» **TASK MATERIAL**:
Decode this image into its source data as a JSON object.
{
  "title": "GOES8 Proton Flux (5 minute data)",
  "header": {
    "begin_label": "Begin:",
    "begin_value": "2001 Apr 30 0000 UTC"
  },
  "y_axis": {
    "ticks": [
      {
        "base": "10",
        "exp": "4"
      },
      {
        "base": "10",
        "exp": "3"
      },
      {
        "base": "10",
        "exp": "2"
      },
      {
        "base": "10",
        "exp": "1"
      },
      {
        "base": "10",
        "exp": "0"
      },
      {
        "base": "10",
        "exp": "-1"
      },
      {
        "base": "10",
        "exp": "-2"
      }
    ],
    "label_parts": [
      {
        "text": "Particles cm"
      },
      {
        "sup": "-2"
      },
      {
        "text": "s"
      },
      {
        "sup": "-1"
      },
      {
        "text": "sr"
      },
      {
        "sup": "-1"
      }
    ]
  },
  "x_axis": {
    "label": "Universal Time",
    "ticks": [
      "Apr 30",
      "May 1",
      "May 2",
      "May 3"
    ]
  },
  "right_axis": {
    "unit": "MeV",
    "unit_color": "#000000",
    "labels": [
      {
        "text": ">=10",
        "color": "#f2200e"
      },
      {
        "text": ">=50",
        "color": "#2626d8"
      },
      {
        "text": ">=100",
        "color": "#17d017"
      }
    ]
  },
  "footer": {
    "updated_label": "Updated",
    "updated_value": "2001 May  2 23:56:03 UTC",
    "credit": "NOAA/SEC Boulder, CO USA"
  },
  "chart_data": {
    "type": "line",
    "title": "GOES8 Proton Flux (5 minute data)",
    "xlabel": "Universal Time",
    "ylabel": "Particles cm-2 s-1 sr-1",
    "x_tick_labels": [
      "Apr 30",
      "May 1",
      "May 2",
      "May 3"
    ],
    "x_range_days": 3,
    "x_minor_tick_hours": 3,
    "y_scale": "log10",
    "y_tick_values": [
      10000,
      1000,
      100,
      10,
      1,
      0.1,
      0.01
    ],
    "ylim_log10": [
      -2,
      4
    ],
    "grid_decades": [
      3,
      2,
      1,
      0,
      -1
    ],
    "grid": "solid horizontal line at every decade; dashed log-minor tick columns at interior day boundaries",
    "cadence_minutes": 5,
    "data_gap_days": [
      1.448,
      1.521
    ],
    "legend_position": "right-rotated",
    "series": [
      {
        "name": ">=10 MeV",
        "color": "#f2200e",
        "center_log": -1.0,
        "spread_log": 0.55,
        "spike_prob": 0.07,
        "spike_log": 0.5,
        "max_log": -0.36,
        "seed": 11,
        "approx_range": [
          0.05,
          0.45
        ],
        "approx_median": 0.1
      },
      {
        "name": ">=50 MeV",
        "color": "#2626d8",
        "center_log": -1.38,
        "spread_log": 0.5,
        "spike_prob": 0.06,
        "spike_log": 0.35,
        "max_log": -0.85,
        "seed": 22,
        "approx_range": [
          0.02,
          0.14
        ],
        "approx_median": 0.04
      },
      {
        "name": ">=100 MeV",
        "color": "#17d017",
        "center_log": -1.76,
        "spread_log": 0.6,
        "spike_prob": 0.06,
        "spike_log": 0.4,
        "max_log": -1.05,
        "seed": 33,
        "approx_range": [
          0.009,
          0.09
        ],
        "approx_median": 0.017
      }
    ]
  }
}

» **REQUIRED TASK**: Give the number of lines in the data that contain "Flux", with no other words.

» **REPLY**: 2